___ Data provided ___

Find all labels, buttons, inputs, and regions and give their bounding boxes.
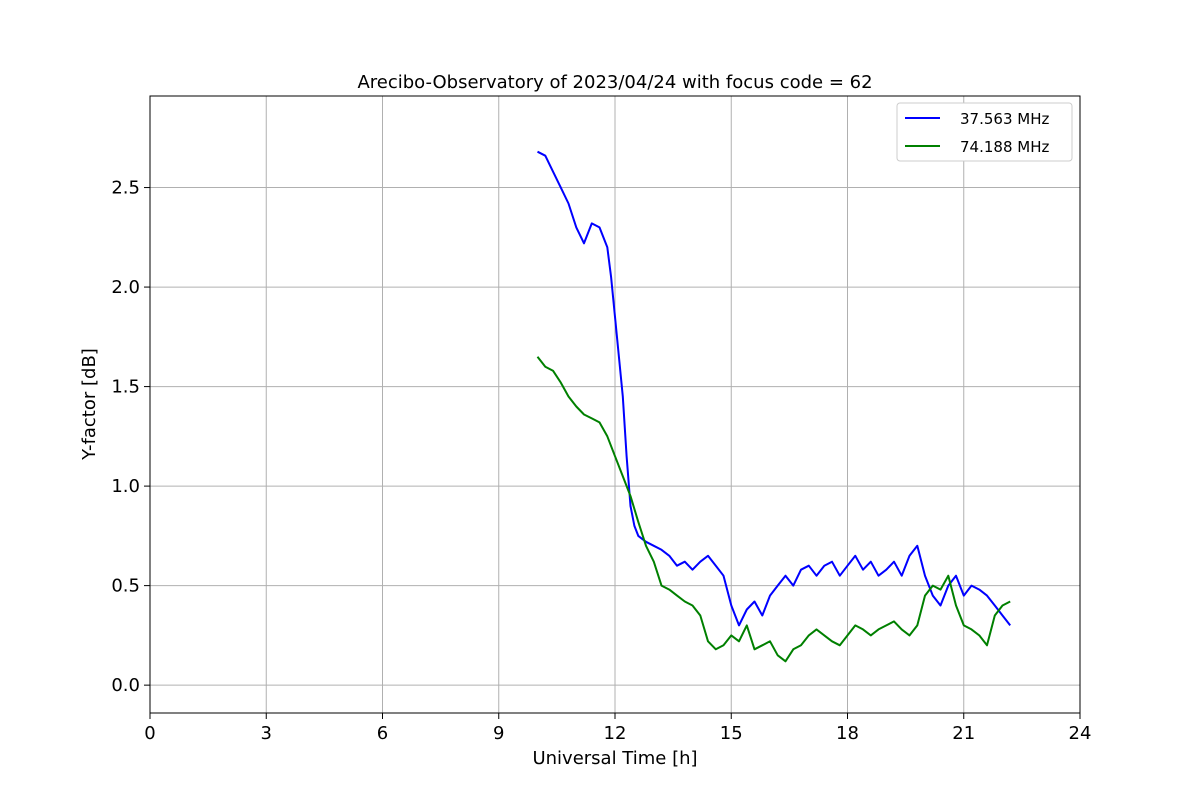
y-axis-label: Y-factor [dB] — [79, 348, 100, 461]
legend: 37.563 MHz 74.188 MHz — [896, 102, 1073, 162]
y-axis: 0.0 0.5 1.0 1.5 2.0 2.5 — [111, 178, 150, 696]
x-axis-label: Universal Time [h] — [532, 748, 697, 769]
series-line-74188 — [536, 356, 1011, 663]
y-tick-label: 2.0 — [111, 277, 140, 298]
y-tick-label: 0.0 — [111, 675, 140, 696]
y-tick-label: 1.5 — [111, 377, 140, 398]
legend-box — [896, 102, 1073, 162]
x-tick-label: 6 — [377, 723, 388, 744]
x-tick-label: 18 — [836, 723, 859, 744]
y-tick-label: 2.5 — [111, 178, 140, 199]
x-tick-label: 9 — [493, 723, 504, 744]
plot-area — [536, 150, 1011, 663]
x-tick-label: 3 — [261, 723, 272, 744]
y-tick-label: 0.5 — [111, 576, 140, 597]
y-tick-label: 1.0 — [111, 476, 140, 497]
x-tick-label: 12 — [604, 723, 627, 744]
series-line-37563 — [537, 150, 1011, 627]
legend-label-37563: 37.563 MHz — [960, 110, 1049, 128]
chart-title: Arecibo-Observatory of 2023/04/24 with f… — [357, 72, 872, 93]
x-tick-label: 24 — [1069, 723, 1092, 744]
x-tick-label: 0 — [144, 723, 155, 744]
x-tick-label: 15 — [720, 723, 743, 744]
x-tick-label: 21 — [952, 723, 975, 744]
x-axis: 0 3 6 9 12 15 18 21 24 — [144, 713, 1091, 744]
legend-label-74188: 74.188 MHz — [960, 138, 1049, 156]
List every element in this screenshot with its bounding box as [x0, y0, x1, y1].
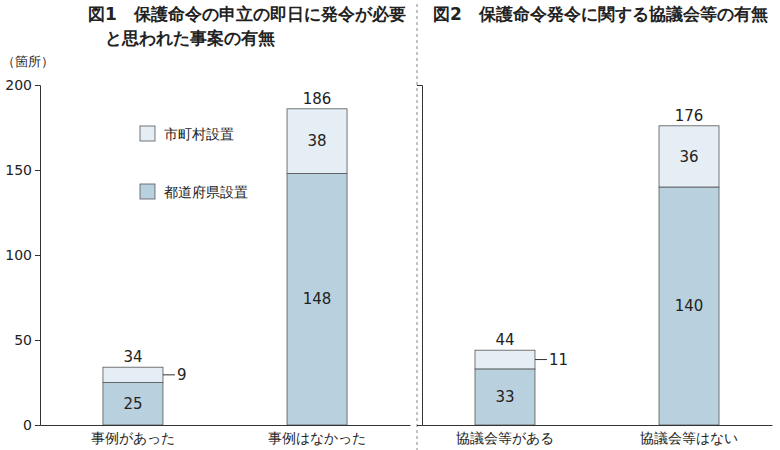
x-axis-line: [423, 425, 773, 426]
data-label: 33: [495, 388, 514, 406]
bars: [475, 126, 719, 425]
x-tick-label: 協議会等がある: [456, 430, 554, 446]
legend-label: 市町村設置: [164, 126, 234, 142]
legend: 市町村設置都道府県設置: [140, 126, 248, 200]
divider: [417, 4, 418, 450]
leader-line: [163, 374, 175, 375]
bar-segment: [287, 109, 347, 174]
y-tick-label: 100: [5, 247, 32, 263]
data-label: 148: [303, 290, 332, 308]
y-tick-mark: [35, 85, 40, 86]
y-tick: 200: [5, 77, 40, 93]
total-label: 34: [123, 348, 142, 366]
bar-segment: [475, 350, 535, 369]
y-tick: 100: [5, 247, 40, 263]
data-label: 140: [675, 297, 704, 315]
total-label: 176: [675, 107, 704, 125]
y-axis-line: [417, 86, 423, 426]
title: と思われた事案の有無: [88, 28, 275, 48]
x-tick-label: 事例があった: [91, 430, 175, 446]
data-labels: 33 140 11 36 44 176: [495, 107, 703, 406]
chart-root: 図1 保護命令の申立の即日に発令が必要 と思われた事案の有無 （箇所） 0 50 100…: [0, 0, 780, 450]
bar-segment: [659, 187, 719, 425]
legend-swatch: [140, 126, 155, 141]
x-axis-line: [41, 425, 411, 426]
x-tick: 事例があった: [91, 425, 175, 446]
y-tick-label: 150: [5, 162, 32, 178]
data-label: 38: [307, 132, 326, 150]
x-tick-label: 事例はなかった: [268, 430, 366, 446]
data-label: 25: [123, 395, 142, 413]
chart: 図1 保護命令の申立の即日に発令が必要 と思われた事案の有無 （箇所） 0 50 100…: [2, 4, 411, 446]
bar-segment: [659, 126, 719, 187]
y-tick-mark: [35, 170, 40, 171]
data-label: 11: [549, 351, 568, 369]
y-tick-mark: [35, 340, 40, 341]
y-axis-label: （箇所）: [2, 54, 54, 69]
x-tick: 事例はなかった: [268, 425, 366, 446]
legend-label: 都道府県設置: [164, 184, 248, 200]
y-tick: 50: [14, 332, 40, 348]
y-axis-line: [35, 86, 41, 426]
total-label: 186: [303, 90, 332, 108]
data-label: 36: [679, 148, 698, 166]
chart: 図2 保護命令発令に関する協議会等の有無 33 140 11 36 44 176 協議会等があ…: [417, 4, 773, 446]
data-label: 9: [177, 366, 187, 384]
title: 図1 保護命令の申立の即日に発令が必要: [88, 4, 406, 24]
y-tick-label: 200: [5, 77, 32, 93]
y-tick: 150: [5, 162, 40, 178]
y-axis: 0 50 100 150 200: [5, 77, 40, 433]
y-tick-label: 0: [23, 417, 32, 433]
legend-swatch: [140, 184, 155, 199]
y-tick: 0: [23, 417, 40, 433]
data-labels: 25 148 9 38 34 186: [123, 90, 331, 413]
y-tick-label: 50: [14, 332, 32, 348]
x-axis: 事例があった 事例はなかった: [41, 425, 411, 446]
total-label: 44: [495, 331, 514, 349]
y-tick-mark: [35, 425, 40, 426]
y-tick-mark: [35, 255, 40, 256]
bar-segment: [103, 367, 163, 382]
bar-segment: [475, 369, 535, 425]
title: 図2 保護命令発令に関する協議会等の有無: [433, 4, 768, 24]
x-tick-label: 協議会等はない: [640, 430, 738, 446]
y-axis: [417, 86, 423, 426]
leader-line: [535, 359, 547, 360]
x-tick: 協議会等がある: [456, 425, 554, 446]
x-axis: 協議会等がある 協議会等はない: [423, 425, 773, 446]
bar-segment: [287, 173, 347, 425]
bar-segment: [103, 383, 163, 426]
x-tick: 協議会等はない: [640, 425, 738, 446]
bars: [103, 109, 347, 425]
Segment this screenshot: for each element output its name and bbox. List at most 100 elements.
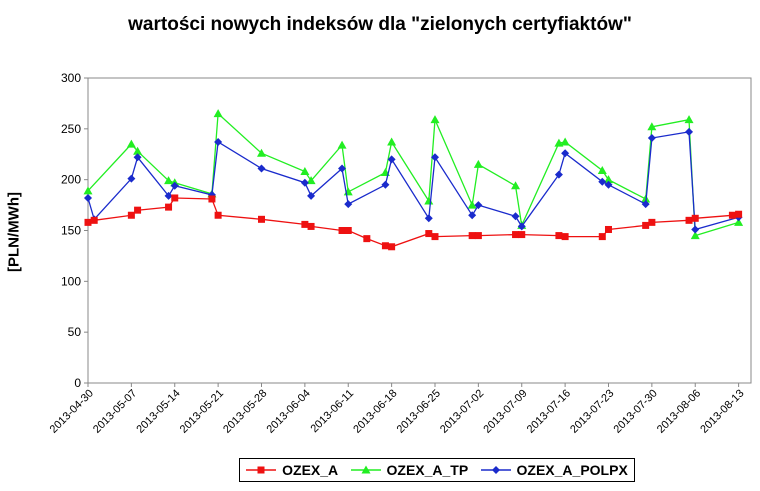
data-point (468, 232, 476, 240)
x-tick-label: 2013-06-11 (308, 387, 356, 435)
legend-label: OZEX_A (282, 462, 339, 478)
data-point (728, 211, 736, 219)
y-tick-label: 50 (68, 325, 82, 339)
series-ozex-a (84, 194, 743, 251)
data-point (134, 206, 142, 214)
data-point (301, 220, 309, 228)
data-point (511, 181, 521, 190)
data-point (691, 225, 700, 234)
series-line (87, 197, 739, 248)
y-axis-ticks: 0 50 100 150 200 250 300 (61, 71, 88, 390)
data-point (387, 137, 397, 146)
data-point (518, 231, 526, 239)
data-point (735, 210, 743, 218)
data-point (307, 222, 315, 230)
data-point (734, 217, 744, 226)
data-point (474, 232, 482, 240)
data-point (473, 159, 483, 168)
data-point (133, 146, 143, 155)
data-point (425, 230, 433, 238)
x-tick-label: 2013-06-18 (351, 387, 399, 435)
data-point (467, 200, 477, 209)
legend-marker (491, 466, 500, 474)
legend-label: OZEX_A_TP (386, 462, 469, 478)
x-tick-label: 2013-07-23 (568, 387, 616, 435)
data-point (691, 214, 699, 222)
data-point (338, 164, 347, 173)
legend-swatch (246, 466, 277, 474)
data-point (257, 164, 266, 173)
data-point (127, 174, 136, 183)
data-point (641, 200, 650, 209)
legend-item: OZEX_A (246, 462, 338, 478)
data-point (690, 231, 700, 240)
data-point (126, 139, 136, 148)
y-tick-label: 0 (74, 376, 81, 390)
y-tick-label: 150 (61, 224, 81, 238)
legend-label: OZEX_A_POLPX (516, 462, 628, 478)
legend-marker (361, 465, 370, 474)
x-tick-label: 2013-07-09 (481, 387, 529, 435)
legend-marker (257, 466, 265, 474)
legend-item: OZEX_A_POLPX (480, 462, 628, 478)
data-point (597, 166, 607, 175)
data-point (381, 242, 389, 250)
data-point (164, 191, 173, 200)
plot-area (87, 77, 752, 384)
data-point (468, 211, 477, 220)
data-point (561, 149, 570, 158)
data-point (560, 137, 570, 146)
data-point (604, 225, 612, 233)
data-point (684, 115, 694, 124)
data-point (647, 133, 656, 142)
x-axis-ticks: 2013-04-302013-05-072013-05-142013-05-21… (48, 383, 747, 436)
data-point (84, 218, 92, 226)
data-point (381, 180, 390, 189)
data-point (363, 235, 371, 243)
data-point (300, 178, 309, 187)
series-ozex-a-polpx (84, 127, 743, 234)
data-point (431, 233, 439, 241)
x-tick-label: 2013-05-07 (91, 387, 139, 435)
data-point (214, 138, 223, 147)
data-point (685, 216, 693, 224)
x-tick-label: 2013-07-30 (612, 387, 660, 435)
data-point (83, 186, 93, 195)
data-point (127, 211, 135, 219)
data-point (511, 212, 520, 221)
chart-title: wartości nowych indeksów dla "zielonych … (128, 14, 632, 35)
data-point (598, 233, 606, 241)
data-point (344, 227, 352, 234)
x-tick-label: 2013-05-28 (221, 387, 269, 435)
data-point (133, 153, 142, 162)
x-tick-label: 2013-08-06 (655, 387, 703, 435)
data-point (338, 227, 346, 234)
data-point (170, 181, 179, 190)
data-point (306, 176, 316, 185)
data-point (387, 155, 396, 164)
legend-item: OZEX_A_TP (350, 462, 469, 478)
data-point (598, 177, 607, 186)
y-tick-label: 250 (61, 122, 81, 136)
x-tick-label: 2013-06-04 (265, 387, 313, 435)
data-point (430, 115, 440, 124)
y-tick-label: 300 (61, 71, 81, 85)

___

What is required →
Output the rows from the first line through the line containing "List every element", both ends included, reproduced verbatim. Omit the pictures from the output.

Finished answer →
Find all labels, buttons, inputs, and regions and give their bounding boxes.
y-axis-label: Y-factor [dB] — [79, 348, 100, 461]
legend: 37.563 MHz 74.188 MHz — [896, 102, 1073, 162]
y-axis: 0.0 0.5 1.0 1.5 2.0 2.5 — [111, 178, 150, 696]
x-axis-label: Universal Time [h] — [532, 748, 697, 769]
series-line-74188 — [536, 356, 1011, 663]
y-tick-label: 2.0 — [111, 277, 140, 298]
y-tick-label: 0.0 — [111, 675, 140, 696]
y-tick-label: 1.5 — [111, 377, 140, 398]
legend-box — [896, 102, 1073, 162]
x-tick-label: 6 — [377, 723, 388, 744]
x-tick-label: 18 — [836, 723, 859, 744]
y-tick-label: 2.5 — [111, 178, 140, 199]
x-tick-label: 9 — [493, 723, 504, 744]
plot-area — [536, 150, 1011, 663]
x-tick-label: 3 — [261, 723, 272, 744]
y-tick-label: 0.5 — [111, 576, 140, 597]
y-tick-label: 1.0 — [111, 476, 140, 497]
x-tick-label: 12 — [604, 723, 627, 744]
series-line-37563 — [537, 150, 1011, 627]
legend-label-37563: 37.563 MHz — [960, 110, 1049, 128]
chart-title: Arecibo-Observatory of 2023/04/24 with f… — [357, 72, 872, 93]
x-tick-label: 24 — [1069, 723, 1092, 744]
x-tick-label: 0 — [144, 723, 155, 744]
x-tick-label: 15 — [720, 723, 743, 744]
x-tick-label: 21 — [952, 723, 975, 744]
x-axis: 0 3 6 9 12 15 18 21 24 — [144, 713, 1091, 744]
legend-label-74188: 74.188 MHz — [960, 138, 1049, 156]
List every element in this screenshot with its bounding box as [x0, y0, x1, y1].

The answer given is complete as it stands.